> [Exercise prompt]: Gather the lines below that include the string "most", copying each in full.

> [Records provided]:
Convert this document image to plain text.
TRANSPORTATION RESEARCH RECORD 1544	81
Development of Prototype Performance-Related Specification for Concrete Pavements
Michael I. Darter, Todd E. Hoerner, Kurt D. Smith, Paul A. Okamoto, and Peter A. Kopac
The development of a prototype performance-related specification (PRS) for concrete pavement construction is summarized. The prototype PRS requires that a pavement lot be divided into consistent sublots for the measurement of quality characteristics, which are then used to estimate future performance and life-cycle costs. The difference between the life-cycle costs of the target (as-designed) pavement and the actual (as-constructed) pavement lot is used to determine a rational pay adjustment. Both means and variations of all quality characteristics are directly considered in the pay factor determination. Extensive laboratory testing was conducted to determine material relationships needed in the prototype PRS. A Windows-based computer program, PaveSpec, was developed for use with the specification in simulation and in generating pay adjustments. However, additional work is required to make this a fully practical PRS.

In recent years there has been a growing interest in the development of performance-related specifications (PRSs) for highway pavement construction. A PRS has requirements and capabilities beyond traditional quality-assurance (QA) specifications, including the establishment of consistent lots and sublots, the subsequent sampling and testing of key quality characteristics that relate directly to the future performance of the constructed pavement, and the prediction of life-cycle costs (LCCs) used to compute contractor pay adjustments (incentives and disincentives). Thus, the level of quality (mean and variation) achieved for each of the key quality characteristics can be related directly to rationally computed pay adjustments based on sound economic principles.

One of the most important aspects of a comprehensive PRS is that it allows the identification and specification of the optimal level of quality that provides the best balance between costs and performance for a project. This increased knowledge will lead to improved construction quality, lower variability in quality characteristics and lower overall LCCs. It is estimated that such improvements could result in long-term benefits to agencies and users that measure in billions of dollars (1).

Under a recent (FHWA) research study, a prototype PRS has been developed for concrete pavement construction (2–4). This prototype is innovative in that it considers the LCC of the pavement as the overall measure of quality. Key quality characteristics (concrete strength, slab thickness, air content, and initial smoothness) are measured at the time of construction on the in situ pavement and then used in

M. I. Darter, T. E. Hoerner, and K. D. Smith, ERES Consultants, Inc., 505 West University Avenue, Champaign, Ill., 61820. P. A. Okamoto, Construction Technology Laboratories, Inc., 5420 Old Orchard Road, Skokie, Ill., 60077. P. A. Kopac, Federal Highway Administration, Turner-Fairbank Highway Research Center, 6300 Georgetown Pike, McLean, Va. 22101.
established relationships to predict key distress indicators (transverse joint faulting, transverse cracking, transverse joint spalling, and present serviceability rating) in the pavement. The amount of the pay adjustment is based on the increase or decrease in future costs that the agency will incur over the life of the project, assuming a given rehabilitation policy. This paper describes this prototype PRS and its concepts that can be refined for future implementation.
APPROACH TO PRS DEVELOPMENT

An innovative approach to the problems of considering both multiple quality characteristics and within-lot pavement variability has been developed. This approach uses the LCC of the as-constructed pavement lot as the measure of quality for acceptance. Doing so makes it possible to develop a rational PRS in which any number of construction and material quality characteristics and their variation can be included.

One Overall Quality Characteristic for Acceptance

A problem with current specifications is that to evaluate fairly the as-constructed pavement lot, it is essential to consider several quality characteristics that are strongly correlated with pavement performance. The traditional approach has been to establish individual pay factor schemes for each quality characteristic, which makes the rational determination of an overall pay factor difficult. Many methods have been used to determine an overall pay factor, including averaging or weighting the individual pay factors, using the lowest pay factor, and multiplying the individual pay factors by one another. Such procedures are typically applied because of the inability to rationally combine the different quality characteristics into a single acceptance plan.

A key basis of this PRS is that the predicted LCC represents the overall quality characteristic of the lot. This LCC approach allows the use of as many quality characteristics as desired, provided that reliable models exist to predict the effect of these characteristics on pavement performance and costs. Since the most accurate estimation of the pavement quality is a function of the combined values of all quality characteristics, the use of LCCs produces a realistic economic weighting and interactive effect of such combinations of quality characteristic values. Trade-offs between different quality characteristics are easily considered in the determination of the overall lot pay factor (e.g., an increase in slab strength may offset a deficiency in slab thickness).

> [Answer to this problem]:
One of the most important aspects of a comprehensive PRS is that it allows the identification and specification of the optimal level of quality that provides the best balance between costs and performance for a project. This increased knowledge will lead to improved construction quality, lower variability in quality characteristics and lower overall LCCs. It is estimated that such improvements could result in long-term benefits to agencies and users that measure in billions of dollars (1).
A key basis of this PRS is that the predicted LCC represents the overall quality characteristic of the lot. This LCC approach allows the use of as many quality characteristics as desired, provided that reliable models exist to predict the effect of these characteristics on pavement performance and costs. Since the most accurate estimation of the pavement quality is a function of the combined values of all quality characteristics, the use of LCCs produces a realistic economic weighting and interactive effect of such combinations of quality characteristic values. Trade-offs between different quality characteristics are easily considered in the determination of the overall lot pay factor (e.g., an increase in slab strength may offset a deficiency in slab thickness).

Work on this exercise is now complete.